- [TO BE DONE]: Which lines in the records below contain the word "transport"? Copy each of them.

- [DATA LINES]:
....
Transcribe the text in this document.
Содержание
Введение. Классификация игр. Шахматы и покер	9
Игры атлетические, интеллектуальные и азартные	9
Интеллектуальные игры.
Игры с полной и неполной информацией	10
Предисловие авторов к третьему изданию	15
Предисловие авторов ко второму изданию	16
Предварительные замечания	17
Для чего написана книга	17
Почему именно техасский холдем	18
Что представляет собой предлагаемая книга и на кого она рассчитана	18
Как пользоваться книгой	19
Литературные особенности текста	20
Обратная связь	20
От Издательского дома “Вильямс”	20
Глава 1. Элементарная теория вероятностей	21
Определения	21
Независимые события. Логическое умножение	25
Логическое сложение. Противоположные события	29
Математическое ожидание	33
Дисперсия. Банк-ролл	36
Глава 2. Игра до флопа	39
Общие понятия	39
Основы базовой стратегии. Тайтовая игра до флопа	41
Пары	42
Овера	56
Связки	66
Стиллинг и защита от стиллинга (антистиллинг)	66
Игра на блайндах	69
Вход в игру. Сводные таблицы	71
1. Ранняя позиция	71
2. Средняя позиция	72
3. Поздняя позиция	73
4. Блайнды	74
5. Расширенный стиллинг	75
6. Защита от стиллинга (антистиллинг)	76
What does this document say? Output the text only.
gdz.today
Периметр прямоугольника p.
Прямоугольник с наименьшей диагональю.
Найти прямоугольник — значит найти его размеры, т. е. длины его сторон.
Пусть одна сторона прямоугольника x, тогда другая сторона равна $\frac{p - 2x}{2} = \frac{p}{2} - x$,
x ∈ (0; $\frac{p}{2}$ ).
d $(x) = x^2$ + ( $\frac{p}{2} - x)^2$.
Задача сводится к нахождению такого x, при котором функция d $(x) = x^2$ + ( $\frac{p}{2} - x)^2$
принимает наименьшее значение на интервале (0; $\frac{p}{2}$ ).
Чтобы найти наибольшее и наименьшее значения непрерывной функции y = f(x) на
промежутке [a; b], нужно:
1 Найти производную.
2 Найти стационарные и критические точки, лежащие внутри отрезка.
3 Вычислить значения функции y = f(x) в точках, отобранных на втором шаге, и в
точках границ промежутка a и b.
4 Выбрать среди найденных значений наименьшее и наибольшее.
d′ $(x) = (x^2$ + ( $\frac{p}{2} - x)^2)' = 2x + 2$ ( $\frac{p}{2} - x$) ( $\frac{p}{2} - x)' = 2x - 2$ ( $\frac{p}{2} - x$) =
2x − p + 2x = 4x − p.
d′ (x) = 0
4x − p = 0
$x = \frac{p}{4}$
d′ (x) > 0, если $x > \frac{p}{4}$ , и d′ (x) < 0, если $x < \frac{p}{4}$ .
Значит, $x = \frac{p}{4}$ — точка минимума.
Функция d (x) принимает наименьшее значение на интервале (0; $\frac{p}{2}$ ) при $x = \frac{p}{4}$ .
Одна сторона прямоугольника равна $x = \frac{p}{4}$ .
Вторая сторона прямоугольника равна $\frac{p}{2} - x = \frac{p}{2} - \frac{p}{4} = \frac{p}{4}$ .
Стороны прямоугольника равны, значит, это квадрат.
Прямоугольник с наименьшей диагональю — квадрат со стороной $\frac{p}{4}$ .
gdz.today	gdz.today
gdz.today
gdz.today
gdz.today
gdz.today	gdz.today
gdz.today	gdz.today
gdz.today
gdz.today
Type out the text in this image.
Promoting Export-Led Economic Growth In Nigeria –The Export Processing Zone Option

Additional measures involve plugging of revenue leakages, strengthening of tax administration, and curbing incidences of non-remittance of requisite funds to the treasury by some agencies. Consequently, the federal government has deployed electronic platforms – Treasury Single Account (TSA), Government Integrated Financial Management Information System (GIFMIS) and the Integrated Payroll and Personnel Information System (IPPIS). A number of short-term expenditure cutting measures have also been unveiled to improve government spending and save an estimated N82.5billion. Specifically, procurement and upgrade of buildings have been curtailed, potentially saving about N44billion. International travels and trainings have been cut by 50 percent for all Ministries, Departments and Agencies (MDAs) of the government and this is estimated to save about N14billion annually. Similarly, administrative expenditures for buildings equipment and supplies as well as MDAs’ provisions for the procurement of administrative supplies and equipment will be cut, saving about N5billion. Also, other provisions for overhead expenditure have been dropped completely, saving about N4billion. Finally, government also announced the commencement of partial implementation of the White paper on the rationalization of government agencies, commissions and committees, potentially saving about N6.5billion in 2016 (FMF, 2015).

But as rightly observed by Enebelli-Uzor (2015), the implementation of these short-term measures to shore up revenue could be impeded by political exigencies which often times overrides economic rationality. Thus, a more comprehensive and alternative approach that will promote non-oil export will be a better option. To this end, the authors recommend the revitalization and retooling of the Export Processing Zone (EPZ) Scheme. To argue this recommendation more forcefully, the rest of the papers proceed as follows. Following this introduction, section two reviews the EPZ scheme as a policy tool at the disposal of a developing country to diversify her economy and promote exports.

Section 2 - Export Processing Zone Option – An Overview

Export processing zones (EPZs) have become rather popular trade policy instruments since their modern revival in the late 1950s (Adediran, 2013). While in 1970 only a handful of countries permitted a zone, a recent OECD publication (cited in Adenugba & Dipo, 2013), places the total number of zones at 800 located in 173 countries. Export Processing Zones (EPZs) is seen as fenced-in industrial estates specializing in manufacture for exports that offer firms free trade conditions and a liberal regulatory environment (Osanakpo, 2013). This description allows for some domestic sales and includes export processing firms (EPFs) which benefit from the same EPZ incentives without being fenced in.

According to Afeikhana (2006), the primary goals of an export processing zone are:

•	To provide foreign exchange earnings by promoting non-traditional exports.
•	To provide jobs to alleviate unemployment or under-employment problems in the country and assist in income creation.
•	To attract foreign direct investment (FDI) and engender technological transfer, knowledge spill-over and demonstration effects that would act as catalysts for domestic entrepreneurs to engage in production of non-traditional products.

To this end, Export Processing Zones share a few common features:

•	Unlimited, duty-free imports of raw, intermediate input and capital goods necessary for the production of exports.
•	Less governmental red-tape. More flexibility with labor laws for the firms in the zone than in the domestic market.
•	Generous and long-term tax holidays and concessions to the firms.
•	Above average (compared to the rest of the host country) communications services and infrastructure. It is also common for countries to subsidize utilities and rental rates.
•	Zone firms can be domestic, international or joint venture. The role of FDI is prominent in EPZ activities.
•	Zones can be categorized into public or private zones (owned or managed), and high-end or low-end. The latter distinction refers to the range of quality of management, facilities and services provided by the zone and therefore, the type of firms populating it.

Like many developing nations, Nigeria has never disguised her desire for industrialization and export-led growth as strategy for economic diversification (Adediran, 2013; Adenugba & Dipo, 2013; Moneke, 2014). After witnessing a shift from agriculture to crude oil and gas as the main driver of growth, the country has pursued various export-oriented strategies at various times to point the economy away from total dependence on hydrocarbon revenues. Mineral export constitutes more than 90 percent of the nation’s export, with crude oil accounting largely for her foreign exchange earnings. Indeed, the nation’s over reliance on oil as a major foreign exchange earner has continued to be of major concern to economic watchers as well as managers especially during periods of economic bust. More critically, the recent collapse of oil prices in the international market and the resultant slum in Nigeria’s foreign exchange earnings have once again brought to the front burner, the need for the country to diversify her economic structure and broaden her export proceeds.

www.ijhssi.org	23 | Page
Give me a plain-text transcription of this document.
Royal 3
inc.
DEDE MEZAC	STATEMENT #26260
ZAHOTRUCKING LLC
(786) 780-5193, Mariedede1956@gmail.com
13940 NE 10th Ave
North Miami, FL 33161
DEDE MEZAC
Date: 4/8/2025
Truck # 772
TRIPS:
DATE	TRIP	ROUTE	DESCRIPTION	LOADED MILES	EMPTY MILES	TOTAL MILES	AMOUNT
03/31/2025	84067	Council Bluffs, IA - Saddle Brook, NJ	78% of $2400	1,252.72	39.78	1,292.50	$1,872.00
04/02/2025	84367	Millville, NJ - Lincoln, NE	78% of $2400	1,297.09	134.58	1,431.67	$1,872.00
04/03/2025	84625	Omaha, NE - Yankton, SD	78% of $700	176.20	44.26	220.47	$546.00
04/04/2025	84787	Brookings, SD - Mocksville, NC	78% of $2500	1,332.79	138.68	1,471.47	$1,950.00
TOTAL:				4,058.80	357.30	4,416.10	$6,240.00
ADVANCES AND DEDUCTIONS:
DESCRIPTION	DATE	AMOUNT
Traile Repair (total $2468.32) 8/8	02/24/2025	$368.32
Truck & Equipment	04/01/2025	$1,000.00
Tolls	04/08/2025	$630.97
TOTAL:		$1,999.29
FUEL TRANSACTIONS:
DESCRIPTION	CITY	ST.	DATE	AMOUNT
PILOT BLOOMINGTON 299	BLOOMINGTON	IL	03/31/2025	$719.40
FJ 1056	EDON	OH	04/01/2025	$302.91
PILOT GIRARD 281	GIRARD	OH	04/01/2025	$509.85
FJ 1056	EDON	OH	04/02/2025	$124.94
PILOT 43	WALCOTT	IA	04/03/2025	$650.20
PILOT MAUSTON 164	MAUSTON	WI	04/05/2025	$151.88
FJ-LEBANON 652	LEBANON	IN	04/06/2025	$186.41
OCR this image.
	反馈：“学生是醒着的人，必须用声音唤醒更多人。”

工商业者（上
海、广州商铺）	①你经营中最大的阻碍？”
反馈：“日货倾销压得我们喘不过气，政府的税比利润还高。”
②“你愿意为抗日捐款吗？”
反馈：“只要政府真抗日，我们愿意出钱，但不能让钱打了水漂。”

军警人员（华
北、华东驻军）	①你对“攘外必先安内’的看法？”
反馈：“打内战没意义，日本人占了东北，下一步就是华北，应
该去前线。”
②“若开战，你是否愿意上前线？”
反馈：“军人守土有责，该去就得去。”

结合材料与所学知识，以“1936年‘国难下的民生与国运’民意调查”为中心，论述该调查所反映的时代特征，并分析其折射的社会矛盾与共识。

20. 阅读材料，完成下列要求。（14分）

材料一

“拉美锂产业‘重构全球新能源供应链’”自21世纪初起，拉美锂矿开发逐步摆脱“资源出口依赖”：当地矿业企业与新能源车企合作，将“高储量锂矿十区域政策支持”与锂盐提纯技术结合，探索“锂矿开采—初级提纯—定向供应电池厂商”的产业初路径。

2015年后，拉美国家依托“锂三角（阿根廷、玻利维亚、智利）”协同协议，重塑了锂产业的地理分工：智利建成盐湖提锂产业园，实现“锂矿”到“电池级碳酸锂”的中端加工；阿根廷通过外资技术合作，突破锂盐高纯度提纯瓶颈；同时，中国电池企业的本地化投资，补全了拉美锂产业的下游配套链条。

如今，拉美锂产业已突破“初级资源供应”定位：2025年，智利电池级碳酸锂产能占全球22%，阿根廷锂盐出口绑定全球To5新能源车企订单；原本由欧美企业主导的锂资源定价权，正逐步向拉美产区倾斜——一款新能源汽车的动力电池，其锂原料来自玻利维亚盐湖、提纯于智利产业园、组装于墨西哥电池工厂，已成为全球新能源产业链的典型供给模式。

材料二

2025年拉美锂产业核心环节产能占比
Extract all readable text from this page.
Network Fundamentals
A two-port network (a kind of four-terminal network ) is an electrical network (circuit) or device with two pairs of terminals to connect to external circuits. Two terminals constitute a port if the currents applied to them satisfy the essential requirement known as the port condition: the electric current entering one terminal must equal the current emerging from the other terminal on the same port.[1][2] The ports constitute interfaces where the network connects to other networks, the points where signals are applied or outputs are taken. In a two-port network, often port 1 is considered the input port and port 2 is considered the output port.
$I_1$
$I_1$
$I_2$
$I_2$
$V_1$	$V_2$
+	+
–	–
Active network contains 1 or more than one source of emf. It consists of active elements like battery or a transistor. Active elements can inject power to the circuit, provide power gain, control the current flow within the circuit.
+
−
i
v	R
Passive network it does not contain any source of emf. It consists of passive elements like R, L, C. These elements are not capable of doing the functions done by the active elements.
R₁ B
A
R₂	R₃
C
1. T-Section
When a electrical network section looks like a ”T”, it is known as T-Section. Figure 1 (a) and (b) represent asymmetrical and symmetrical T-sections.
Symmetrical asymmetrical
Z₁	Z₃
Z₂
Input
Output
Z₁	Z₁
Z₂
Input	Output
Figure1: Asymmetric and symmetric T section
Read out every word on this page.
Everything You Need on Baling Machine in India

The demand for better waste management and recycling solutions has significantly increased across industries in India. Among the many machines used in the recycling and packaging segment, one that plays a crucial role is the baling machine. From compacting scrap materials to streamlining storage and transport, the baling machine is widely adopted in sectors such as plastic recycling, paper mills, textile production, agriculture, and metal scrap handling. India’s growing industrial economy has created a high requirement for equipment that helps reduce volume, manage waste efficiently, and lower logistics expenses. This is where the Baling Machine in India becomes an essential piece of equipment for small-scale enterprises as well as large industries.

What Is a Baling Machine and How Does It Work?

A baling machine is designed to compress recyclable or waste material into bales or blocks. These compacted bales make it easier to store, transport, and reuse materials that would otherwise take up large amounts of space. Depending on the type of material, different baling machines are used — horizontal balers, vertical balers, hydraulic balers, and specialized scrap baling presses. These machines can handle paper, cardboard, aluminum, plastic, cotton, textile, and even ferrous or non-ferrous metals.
....
- [ANSWER TO THE TASK]:
The demand for better waste management and recycling solutions has significantly increased across industries in India. Among the many machines used in the recycling and packaging segment, one that plays a crucial role is the baling machine. From compacting scrap materials to streamlining storage and transport, the baling machine is widely adopted in sectors such as plastic recycling, paper mills, textile production, agriculture, and metal scrap handling. India’s growing industrial economy has created a high requirement for equipment that helps reduce volume, manage waste efficiently, and lower logistics expenses. This is where the Baling Machine in India becomes an essential piece of equipment for small-scale enterprises as well as large industries.
A baling machine is designed to compress recyclable or waste material into bales or blocks. These compacted bales make it easier to store, transport, and reuse materials that would otherwise take up large amounts of space. Depending on the type of material, different baling machines are used — horizontal balers, vertical balers, hydraulic balers, and specialized scrap baling presses. These machines can handle paper, cardboard, aluminum, plastic, cotton, textile, and even ferrous or non-ferrous metals.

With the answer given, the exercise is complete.